Set task ->
Without including any pictures, write out all the entries exactly.

Supplied data ->
________________________
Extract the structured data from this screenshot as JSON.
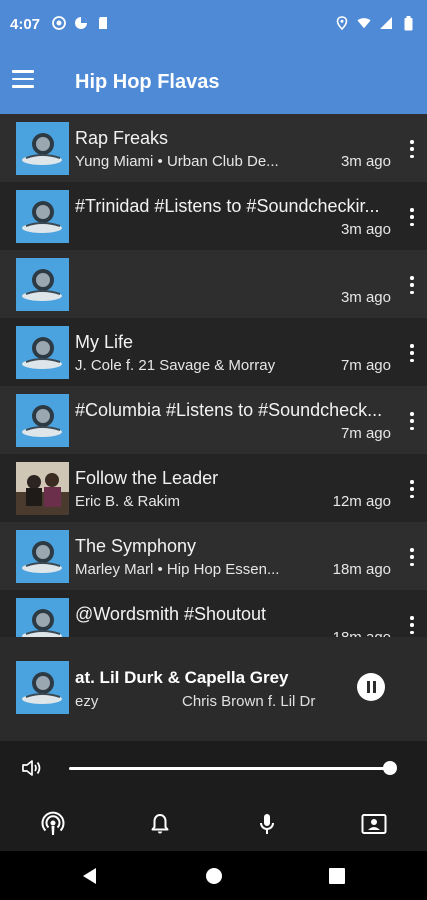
{
  "status_bar": {
    "time": "4:07",
    "left_icons": [
      "record-icon",
      "data-saver-icon",
      "sd-card-icon"
    ],
    "right_icons": [
      "location-icon",
      "wifi-icon",
      "signal-icon",
      "battery-icon"
    ]
  },
  "app_bar": {
    "menu_icon": "hamburger-menu-icon",
    "title": "Hip Hop Flavas",
    "color": "#4f8ad6"
  },
  "feed": {
    "items": [
      {
        "title": "Rap Freaks",
        "subtitle": "Yung Miami • Urban Club De...",
        "time": "3m ago",
        "thumb": "station-logo"
      },
      {
        "title": "#Trinidad #Listens to #Soundcheckir...",
        "subtitle": "",
        "time": "3m ago",
        "thumb": "station-logo"
      },
      {
        "title": "",
        "subtitle": "",
        "time": "3m ago",
        "thumb": "station-logo"
      },
      {
        "title": "My Life",
        "subtitle": "J. Cole f. 21 Savage & Morray",
        "time": "7m ago",
        "thumb": "station-logo"
      },
      {
        "title": "#Columbia #Listens to #Soundcheck...",
        "subtitle": "",
        "time": "7m ago",
        "thumb": "station-logo"
      },
      {
        "title": "Follow the Leader",
        "subtitle": "Eric B. & Rakim",
        "time": "12m ago",
        "thumb": "album-art"
      },
      {
        "title": "The Symphony",
        "subtitle": "Marley Marl • Hip Hop Essen...",
        "time": "18m ago",
        "thumb": "station-logo"
      },
      {
        "title": "@Wordsmith #Shoutout",
        "subtitle": "",
        "time": "18m ago",
        "thumb": "station-logo"
      }
    ]
  },
  "now_playing": {
    "title": "at. Lil Durk & Capella Grey",
    "sub_left": "ezy",
    "sub_right": "Chris Brown f. Lil Dr",
    "control": "pause-icon"
  },
  "volume": {
    "level": 1.0,
    "icon": "volume-icon"
  },
  "bottom_nav": {
    "items": [
      "podcast-icon",
      "bell-icon",
      "microphone-icon",
      "contact-card-icon"
    ]
  },
  "system_nav": {
    "items": [
      "back-icon",
      "home-icon",
      "recents-icon"
    ]
  }
}
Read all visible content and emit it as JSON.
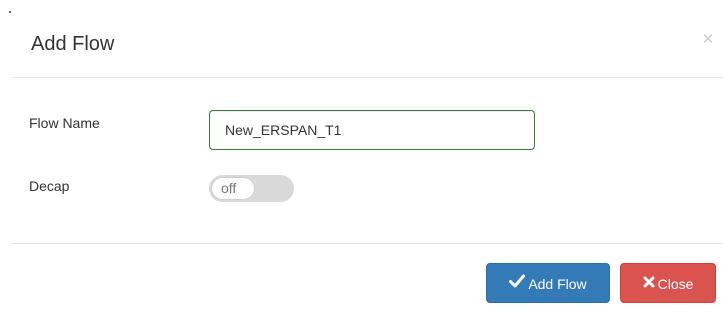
{
  "dialog": {
    "title": "Add Flow",
    "close_glyph": "×"
  },
  "form": {
    "flow_name": {
      "label": "Flow Name",
      "value": "New_ERSPAN_T1"
    },
    "decap": {
      "label": "Decap",
      "state_text": "off",
      "enabled": false
    }
  },
  "footer": {
    "add_flow_label": "Add Flow",
    "close_label": "Close",
    "add_icon": "checkmark-icon",
    "close_icon": "x-icon"
  },
  "colors": {
    "primary": "#337ab7",
    "danger": "#d9534f",
    "input_border_success": "#3c763d",
    "toggle_off_bg": "#d9d9d9"
  }
}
________________________
Solved exercise ->
Extract the structured data from this screenshot as JSON.
{
  "status_bar": {
    "time": "4:07",
    "left_icons": [
      "record-icon",
      "data-saver-icon",
      "sd-card-icon"
    ],
    "right_icons": [
      "location-icon",
      "wifi-icon",
      "signal-icon",
      "battery-icon"
    ]
  },
  "app_bar": {
    "menu_icon": "hamburger-menu-icon",
    "title": "Hip Hop Flavas",
    "color": "#4f8ad6"
  },
  "feed": {
    "items": [
      {
        "title": "Rap Freaks",
        "subtitle": "Yung Miami • Urban Club De...",
        "time": "3m ago",
        "thumb": "station-logo"
      },
      {
        "title": "#Trinidad #Listens to #Soundcheckir...",
        "subtitle": "",
        "time": "3m ago",
        "thumb": "station-logo"
      },
      {
        "title": "",
        "subtitle": "",
        "time": "3m ago",
        "thumb": "station-logo"
      },
      {
        "title": "My Life",
        "subtitle": "J. Cole f. 21 Savage & Morray",
        "time": "7m ago",
        "thumb": "station-logo"
      },
      {
        "title": "#Columbia #Listens to #Soundcheck...",
        "subtitle": "",
        "time": "7m ago",
        "thumb": "station-logo"
      },
      {
        "title": "Follow the Leader",
        "subtitle": "Eric B. & Rakim",
        "time": "12m ago",
        "thumb": "album-art"
      },
      {
        "title": "The Symphony",
        "subtitle": "Marley Marl • Hip Hop Essen...",
        "time": "18m ago",
        "thumb": "station-logo"
      },
      {
        "title": "@Wordsmith #Shoutout",
        "subtitle": "",
        "time": "18m ago",
        "thumb": "station-logo"
      }
    ]
  },
  "now_playing": {
    "title": "at. Lil Durk & Capella Grey",
    "sub_left": "ezy",
    "sub_right": "Chris Brown f. Lil Dr",
    "control": "pause-icon"
  },
  "volume": {
    "level": 1.0,
    "icon": "volume-icon"
  },
  "bottom_nav": {
    "items": [
      "podcast-icon",
      "bell-icon",
      "microphone-icon",
      "contact-card-icon"
    ]
  },
  "system_nav": {
    "items": [
      "back-icon",
      "home-icon",
      "recents-icon"
    ]
  }
}
Read all visible content and emit it as JSON.
{
  "dialog": {
    "title": "Add Flow",
    "close_glyph": "×"
  },
  "form": {
    "flow_name": {
      "label": "Flow Name",
      "value": "New_ERSPAN_T1"
    },
    "decap": {
      "label": "Decap",
      "state_text": "off",
      "enabled": false
    }
  },
  "footer": {
    "add_flow_label": "Add Flow",
    "close_label": "Close",
    "add_icon": "checkmark-icon",
    "close_icon": "x-icon"
  },
  "colors": {
    "primary": "#337ab7",
    "danger": "#d9534f",
    "input_border_success": "#3c763d",
    "toggle_off_bg": "#d9d9d9"
  }
}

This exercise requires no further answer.